● The exercise
Could you extract every entry below and reproduce it exactly?

● Items listed in a dataset
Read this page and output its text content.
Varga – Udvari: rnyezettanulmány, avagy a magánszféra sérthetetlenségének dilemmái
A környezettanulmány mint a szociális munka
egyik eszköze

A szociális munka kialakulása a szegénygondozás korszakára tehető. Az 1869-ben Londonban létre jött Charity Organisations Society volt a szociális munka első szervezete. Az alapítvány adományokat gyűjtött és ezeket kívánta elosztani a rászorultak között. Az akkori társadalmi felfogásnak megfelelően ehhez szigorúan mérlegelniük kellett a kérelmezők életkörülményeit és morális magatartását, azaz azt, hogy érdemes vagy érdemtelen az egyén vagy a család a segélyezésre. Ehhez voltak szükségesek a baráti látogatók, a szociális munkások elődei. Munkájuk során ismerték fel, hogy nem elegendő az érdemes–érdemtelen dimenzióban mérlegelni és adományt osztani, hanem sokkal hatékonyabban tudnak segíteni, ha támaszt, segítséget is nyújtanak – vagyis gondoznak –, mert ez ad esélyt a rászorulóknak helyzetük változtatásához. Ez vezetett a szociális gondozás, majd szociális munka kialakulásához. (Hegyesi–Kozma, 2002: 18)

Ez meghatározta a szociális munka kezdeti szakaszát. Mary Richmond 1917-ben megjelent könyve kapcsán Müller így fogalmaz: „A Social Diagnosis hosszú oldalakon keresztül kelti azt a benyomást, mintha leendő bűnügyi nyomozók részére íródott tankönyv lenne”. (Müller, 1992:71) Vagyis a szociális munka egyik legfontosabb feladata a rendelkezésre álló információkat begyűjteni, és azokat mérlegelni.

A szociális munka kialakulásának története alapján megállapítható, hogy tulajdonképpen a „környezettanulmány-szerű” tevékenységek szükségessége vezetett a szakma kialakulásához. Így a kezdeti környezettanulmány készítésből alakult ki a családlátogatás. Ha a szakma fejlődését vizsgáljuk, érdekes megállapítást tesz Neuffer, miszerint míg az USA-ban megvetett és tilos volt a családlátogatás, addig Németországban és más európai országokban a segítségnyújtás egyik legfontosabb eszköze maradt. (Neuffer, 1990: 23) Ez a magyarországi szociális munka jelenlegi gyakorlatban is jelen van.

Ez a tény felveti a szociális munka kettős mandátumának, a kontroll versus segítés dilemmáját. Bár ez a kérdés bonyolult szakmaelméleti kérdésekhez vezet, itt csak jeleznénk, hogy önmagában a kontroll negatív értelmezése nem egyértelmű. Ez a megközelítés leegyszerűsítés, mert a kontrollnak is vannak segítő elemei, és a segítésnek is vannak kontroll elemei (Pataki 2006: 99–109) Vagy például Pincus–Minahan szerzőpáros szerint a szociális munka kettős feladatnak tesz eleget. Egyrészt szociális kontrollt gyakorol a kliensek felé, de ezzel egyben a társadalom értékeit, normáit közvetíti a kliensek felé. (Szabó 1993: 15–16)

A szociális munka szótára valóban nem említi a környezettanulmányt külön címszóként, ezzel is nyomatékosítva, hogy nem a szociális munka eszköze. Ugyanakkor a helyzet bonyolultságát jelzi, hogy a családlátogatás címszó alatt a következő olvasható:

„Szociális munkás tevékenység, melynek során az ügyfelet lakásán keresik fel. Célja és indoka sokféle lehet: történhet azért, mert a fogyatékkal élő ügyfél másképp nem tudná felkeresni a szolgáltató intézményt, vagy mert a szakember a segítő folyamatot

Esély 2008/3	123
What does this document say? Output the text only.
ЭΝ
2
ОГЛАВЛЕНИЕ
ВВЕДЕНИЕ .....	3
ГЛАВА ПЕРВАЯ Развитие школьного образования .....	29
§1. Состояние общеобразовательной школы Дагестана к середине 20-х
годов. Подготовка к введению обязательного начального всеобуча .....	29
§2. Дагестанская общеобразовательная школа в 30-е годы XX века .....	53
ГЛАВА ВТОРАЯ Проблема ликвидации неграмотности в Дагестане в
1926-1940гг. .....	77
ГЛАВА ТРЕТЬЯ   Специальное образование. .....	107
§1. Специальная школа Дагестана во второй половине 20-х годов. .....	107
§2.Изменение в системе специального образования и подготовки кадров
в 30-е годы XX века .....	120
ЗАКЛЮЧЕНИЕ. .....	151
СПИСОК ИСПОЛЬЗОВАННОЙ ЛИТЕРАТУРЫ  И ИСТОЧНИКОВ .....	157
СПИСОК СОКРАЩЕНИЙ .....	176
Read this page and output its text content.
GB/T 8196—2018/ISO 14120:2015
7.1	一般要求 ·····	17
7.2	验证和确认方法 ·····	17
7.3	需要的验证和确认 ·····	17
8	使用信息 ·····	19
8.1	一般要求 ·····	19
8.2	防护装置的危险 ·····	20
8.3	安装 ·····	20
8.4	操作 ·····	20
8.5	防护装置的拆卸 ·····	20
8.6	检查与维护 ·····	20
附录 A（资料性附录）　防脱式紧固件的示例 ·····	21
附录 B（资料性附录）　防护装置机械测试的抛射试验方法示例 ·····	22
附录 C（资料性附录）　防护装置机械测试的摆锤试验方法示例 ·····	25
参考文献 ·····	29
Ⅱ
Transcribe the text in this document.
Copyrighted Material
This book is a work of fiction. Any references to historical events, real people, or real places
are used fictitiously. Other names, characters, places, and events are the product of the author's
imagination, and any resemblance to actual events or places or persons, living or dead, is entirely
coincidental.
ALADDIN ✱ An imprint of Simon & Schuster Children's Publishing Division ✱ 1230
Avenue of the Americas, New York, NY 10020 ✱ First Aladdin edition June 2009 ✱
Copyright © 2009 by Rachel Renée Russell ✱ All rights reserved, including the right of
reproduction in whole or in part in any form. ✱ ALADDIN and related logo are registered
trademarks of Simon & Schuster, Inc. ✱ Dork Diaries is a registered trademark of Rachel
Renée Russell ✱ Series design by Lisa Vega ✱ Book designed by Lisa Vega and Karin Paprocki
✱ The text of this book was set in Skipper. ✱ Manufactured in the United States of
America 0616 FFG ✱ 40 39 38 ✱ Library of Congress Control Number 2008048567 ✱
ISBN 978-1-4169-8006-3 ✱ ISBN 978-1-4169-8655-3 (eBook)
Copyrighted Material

● Solution for this exercise
Read this page and output its text content.
Varga – Udvari: rnyezettanulmány, avagy a magánszféra sérthetetlenségének dilemmái
A környezettanulmány mint a szociális munka
egyik eszköze

A szociális munka kialakulása a szegénygondozás korszakára tehető. Az 1869-ben Londonban létre jött Charity Organisations Society volt a szociális munka első szervezete. Az alapítvány adományokat gyűjtött és ezeket kívánta elosztani a rászorultak között. Az akkori társadalmi felfogásnak megfelelően ehhez szigorúan mérlegelniük kellett a kérelmezők életkörülményeit és morális magatartását, azaz azt, hogy érdemes vagy érdemtelen az egyén vagy a család a segélyezésre. Ehhez voltak szükségesek a baráti látogatók, a szociális munkások elődei. Munkájuk során ismerték fel, hogy nem elegendő az érdemes–érdemtelen dimenzióban mérlegelni és adományt osztani, hanem sokkal hatékonyabban tudnak segíteni, ha támaszt, segítséget is nyújtanak – vagyis gondoznak –, mert ez ad esélyt a rászorulóknak helyzetük változtatásához. Ez vezetett a szociális gondozás, majd szociális munka kialakulásához. (Hegyesi–Kozma, 2002: 18)

Ez meghatározta a szociális munka kezdeti szakaszát. Mary Richmond 1917-ben megjelent könyve kapcsán Müller így fogalmaz: „A Social Diagnosis hosszú oldalakon keresztül kelti azt a benyomást, mintha leendő bűnügyi nyomozók részére íródott tankönyv lenne”. (Müller, 1992:71) Vagyis a szociális munka egyik legfontosabb feladata a rendelkezésre álló információkat begyűjteni, és azokat mérlegelni.

A szociális munka kialakulásának története alapján megállapítható, hogy tulajdonképpen a „környezettanulmány-szerű” tevékenységek szükségessége vezetett a szakma kialakulásához. Így a kezdeti környezettanulmány készítésből alakult ki a családlátogatás. Ha a szakma fejlődését vizsgáljuk, érdekes megállapítást tesz Neuffer, miszerint míg az USA-ban megvetett és tilos volt a családlátogatás, addig Németországban és más európai országokban a segítségnyújtás egyik legfontosabb eszköze maradt. (Neuffer, 1990: 23) Ez a magyarországi szociális munka jelenlegi gyakorlatban is jelen van.

Ez a tény felveti a szociális munka kettős mandátumának, a kontroll versus segítés dilemmáját. Bár ez a kérdés bonyolult szakmaelméleti kérdésekhez vezet, itt csak jeleznénk, hogy önmagában a kontroll negatív értelmezése nem egyértelmű. Ez a megközelítés leegyszerűsítés, mert a kontrollnak is vannak segítő elemei, és a segítésnek is vannak kontroll elemei (Pataki 2006: 99–109) Vagy például Pincus–Minahan szerzőpáros szerint a szociális munka kettős feladatnak tesz eleget. Egyrészt szociális kontrollt gyakorol a kliensek felé, de ezzel egyben a társadalom értékeit, normáit közvetíti a kliensek felé. (Szabó 1993: 15–16)

A szociális munka szótára valóban nem említi a környezettanulmányt külön címszóként, ezzel is nyomatékosítva, hogy nem a szociális munka eszköze. Ugyanakkor a helyzet bonyolultságát jelzi, hogy a családlátogatás címszó alatt a következő olvasható:

„Szociális munkás tevékenység, melynek során az ügyfelet lakásán keresik fel. Célja és indoka sokféle lehet: történhet azért, mert a fogyatékkal élő ügyfél másképp nem tudná felkeresni a szolgáltató intézményt, vagy mert a szakember a segítő folyamatot

Esély 2008/3	123
What does this document say? Output the text only.
ЭΝ
2
ОГЛАВЛЕНИЕ
ВВЕДЕНИЕ .....	3
ГЛАВА ПЕРВАЯ Развитие школьного образования .....	29
§1. Состояние общеобразовательной школы Дагестана к середине 20-х
годов. Подготовка к введению обязательного начального всеобуча .....	29
§2. Дагестанская общеобразовательная школа в 30-е годы XX века .....	53
ГЛАВА ВТОРАЯ Проблема ликвидации неграмотности в Дагестане в
1926-1940гг. .....	77
ГЛАВА ТРЕТЬЯ   Специальное образование. .....	107
§1. Специальная школа Дагестана во второй половине 20-х годов. .....	107
§2.Изменение в системе специального образования и подготовки кадров
в 30-е годы XX века .....	120
ЗАКЛЮЧЕНИЕ. .....	151
СПИСОК ИСПОЛЬЗОВАННОЙ ЛИТЕРАТУРЫ  И ИСТОЧНИКОВ .....	157
СПИСОК СОКРАЩЕНИЙ .....	176
Read this page and output its text content.
GB/T 8196—2018/ISO 14120:2015
7.1	一般要求 ·····	17
7.2	验证和确认方法 ·····	17
7.3	需要的验证和确认 ·····	17
8	使用信息 ·····	19
8.1	一般要求 ·····	19
8.2	防护装置的危险 ·····	20
8.3	安装 ·····	20
8.4	操作 ·····	20
8.5	防护装置的拆卸 ·····	20
8.6	检查与维护 ·····	20
附录 A（资料性附录）　防脱式紧固件的示例 ·····	21
附录 B（资料性附录）　防护装置机械测试的抛射试验方法示例 ·····	22
附录 C（资料性附录）　防护装置机械测试的摆锤试验方法示例 ·····	25
参考文献 ·····	29
Ⅱ
Transcribe the text in this document.
Copyrighted Material
This book is a work of fiction. Any references to historical events, real people, or real places
are used fictitiously. Other names, characters, places, and events are the product of the author's
imagination, and any resemblance to actual events or places or persons, living or dead, is entirely
coincidental.
ALADDIN ✱ An imprint of Simon & Schuster Children's Publishing Division ✱ 1230
Avenue of the Americas, New York, NY 10020 ✱ First Aladdin edition June 2009 ✱
Copyright © 2009 by Rachel Renée Russell ✱ All rights reserved, including the right of
reproduction in whole or in part in any form. ✱ ALADDIN and related logo are registered
trademarks of Simon & Schuster, Inc. ✱ Dork Diaries is a registered trademark of Rachel
Renée Russell ✱ Series design by Lisa Vega ✱ Book designed by Lisa Vega and Karin Paprocki
✱ The text of this book was set in Skipper. ✱ Manufactured in the United States of
America 0616 FFG ✱ 40 39 38 ✱ Library of Congress Control Number 2008048567 ✱
ISBN 978-1-4169-8006-3 ✱ ISBN 978-1-4169-8655-3 (eBook)
Copyrighted Material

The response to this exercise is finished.